__SUPPLIED PASSAGE__:


    1. I have to agree. At first, this was actually one of the big reasons I was hesitant to watch DS9. Set on a space station that doesn’t move? Bo-ring. But no, I was wrong. This really does have a different feel to it, with the bar and everything, and it’s been interesting to see the visitors they get and the conflicts that arise because they are stationary.

    2. Hmmmm, I don’t know too much about this yet. :O

    3. Yes! The tenuous friendship between Bashir and Garak always amuses me. You can never tell if Garak is being truthful or trustworthy, and it lends such an interesting dynamic to the episodes he’s in. I still wonder why he’s taken such a liking to Dr. Bashir, though. Maybe he’s just an easy target because he’s friendly, and prone to want to help people because he’s a doctor?

    I also appreciate the way Star Trek includes pretty nice arcs for secondary characters. I’m VERY curious to see what that episode holds in store for Nog!

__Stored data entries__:
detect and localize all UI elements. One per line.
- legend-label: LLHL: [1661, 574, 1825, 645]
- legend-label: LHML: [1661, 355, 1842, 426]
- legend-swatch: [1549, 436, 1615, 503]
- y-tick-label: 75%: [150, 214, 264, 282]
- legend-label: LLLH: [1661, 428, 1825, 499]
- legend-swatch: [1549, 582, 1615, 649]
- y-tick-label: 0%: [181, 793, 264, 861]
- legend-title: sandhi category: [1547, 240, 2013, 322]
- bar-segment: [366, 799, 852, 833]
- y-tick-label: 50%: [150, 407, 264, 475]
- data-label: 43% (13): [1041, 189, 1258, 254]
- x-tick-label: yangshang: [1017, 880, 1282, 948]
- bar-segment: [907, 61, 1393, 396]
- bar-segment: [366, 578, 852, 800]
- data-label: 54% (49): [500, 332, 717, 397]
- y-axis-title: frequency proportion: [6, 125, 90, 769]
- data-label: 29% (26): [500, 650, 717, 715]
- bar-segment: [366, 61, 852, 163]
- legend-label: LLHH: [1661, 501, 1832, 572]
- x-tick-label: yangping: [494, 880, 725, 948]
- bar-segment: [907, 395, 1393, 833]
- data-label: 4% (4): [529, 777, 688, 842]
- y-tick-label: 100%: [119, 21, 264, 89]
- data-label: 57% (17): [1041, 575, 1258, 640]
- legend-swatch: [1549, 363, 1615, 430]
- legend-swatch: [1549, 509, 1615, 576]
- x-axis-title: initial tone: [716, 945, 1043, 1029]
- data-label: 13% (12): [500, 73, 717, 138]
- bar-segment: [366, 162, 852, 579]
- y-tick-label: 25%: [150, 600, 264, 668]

__APPLY WHAT YOU READ__:
- A) In the DS9 comment, whose friendship is called tenuous?
- B) Edit the DS9 comment: begin at the words "I also appreciate" and stop after "store for Nog!", replacing "secondary characters" with "supporting characters".
- C) Pick up the DS9 comment after its final sentence and keep writing it.

__EXPECTED RESPONSES__:
- A) Bashir and Garak.

- B)
I also appreciate the way Star Trek includes pretty nice arcs for supporting characters. I’m VERY curious to see what that episode holds in store for Nog!

- C)
    • After having loved episodes of Trek where they go to planets I was definitely worried about the space station thing! Just buckle up your seatbelt, Kelley, is all I’ve got to say!

  3. I’ve never watched Deep Space Nine, but I loved this post! I can’t decide which number is my favorite, they’re all great elements. The story I’m working right now on is set in space and I’m definitely going to use this post as a bit of inspiration.

    I actually don’t watch a lot of science fiction shows, so I don’t know what elements I’d like to see. I used to be really into Fringe. Walter was my favorite, so I think it might be really cool to see a quirky YA character like him. 🙂

  4. Oooh, a YA book about life on a space station… I’m sold! And secondary character arcs are a YES too.

    I really need to sit down and watch Star Trek. I’m planning on starting with Voyager – I just have waaaay too many TV shows on the go at the moment.

    • It’s hard to catch up with so many good shows out there, I know! Voyager is not a bad place to start… It feels more like classic but has the advantage of being a little newer than most of the other shows.

  5. I think a book with a space station setting would be pretty awesome. I haven’t really watched much of Deep Space Nine, a few random episodes, but I did enjoy what I saw.

    I alos love the story arcs for secondary characters, it’s always nice to learn more about different characters.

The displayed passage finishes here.